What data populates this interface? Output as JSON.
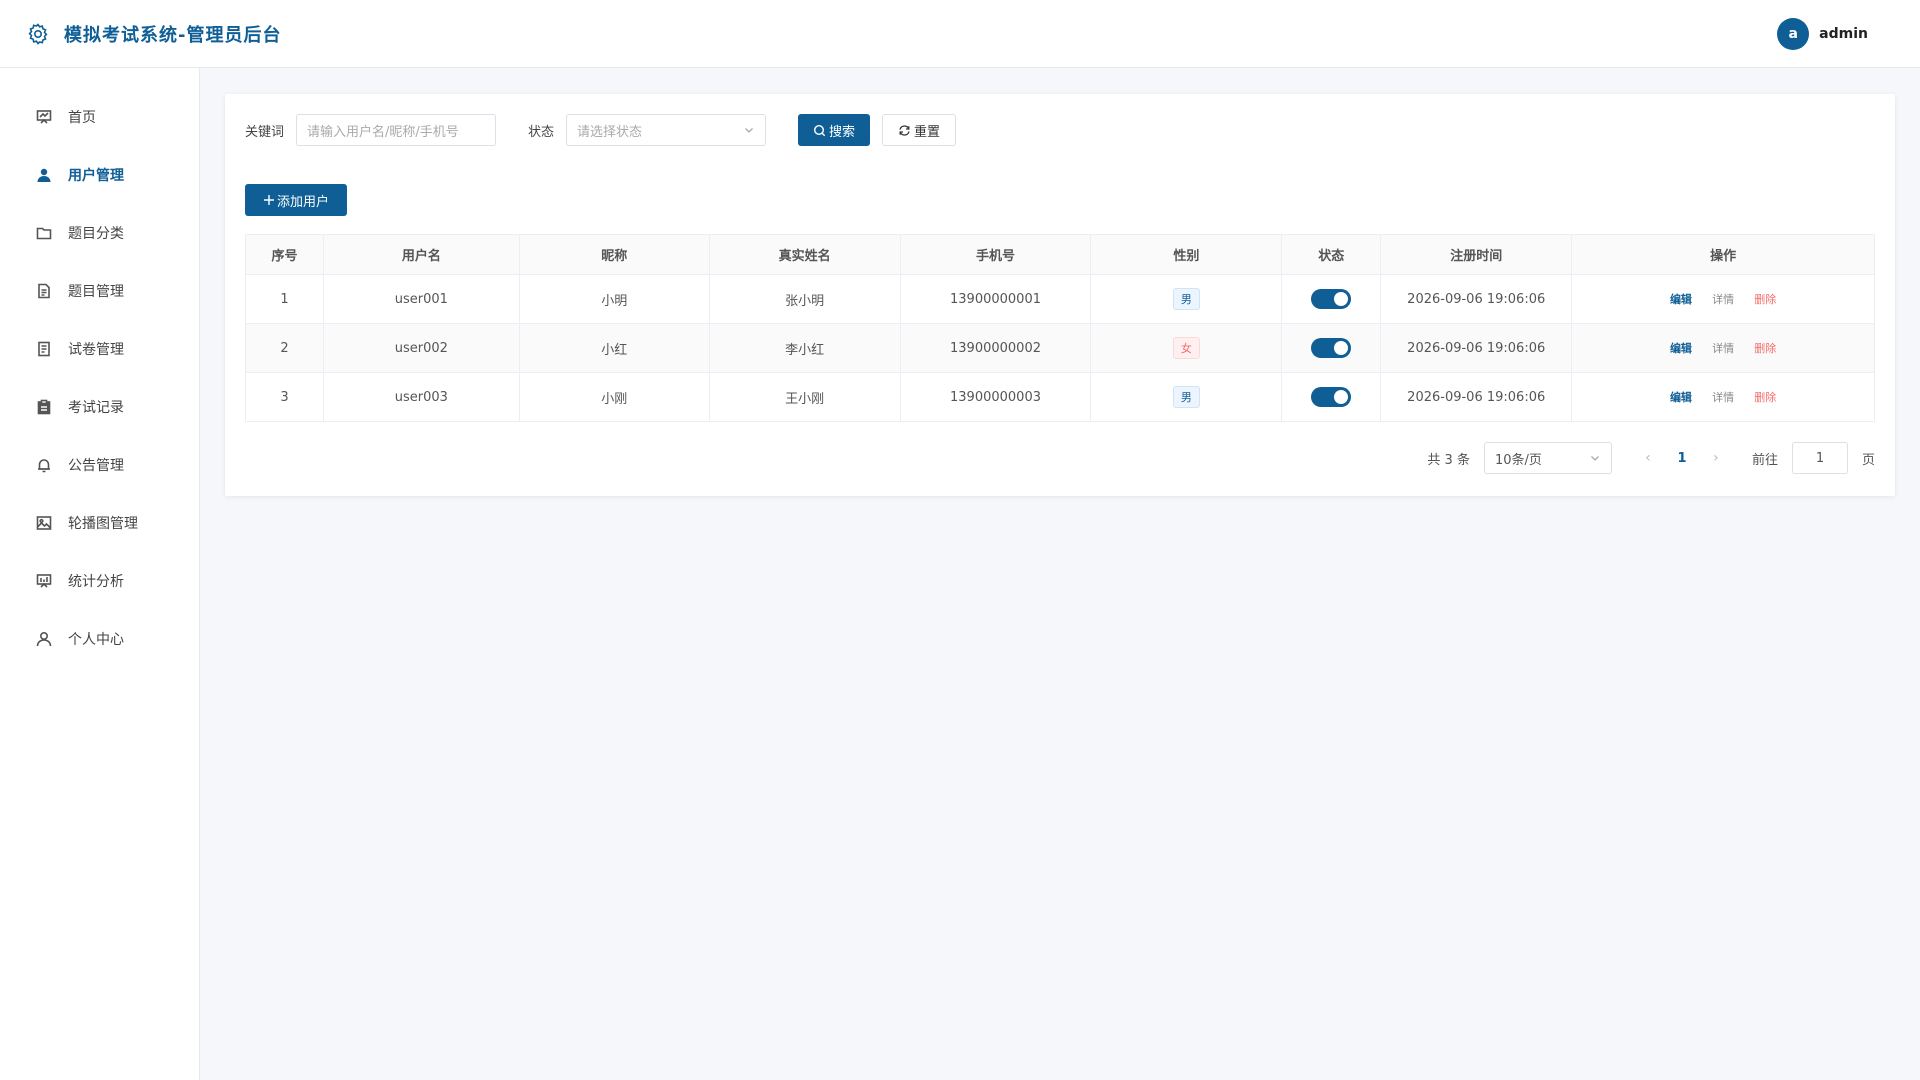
{
  "header": {
    "title": "模拟考试系统-管理员后台",
    "avatar_letter": "a",
    "username": "admin"
  },
  "sidebar": {
    "items": [
      {
        "label": "首页",
        "icon": "dashboard-icon"
      },
      {
        "label": "用户管理",
        "icon": "user-icon",
        "active": true
      },
      {
        "label": "题目分类",
        "icon": "folder-icon"
      },
      {
        "label": "题目管理",
        "icon": "document-icon"
      },
      {
        "label": "试卷管理",
        "icon": "paper-icon"
      },
      {
        "label": "考试记录",
        "icon": "clipboard-icon"
      },
      {
        "label": "公告管理",
        "icon": "bell-icon"
      },
      {
        "label": "轮播图管理",
        "icon": "picture-icon"
      },
      {
        "label": "统计分析",
        "icon": "chart-board-icon"
      },
      {
        "label": "个人中心",
        "icon": "person-icon"
      }
    ]
  },
  "filters": {
    "keyword_label": "关键词",
    "keyword_placeholder": "请输入用户名/昵称/手机号",
    "status_label": "状态",
    "status_placeholder": "请选择状态",
    "search_label": "搜索",
    "reset_label": "重置"
  },
  "toolbar": {
    "add_user_label": "添加用户"
  },
  "table": {
    "headers": [
      "序号",
      "用户名",
      "昵称",
      "真实姓名",
      "手机号",
      "性别",
      "状态",
      "注册时间",
      "操作"
    ],
    "rows": [
      {
        "index": "1",
        "username": "user001",
        "nickname": "小明",
        "realname": "张小明",
        "phone": "13900000001",
        "gender": "男",
        "gender_type": "male",
        "enabled": true,
        "registered": "2026-09-06 19:06:06"
      },
      {
        "index": "2",
        "username": "user002",
        "nickname": "小红",
        "realname": "李小红",
        "phone": "13900000002",
        "gender": "女",
        "gender_type": "female",
        "enabled": true,
        "registered": "2026-09-06 19:06:06"
      },
      {
        "index": "3",
        "username": "user003",
        "nickname": "小刚",
        "realname": "王小刚",
        "phone": "13900000003",
        "gender": "男",
        "gender_type": "male",
        "enabled": true,
        "registered": "2026-09-06 19:06:06"
      }
    ],
    "actions": {
      "edit": "编辑",
      "detail": "详情",
      "delete": "删除"
    }
  },
  "pagination": {
    "total_text": "共 3 条",
    "page_size": "10条/页",
    "current_page": "1",
    "goto_label": "前往",
    "goto_value": "1",
    "page_suffix": "页"
  },
  "colors": {
    "primary": "#0f5f96",
    "danger": "#f56c6c"
  }
}
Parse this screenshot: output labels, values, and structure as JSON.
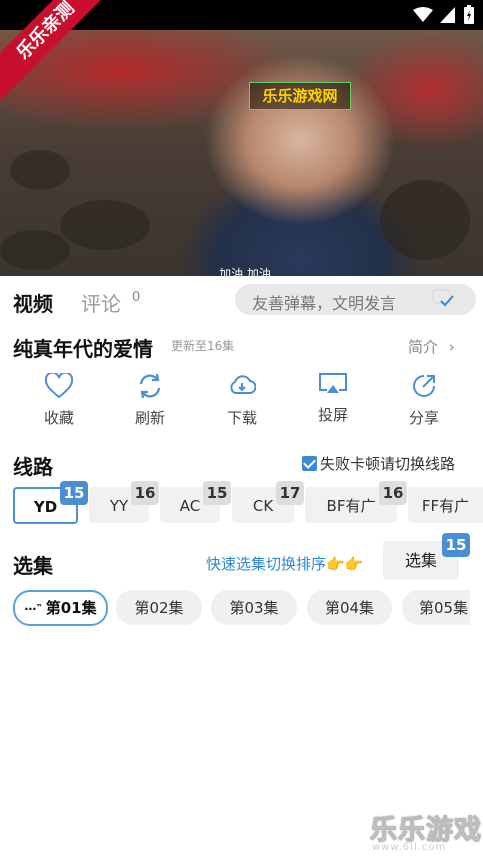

++++++++

EXERCISE BRIEF:
Find the lines containing "nickname" and pull them out.

RESULT OF THIS EXERCISE:
        "nickname": "小明",
        "nickname": "小红",
        "nickname": "小刚",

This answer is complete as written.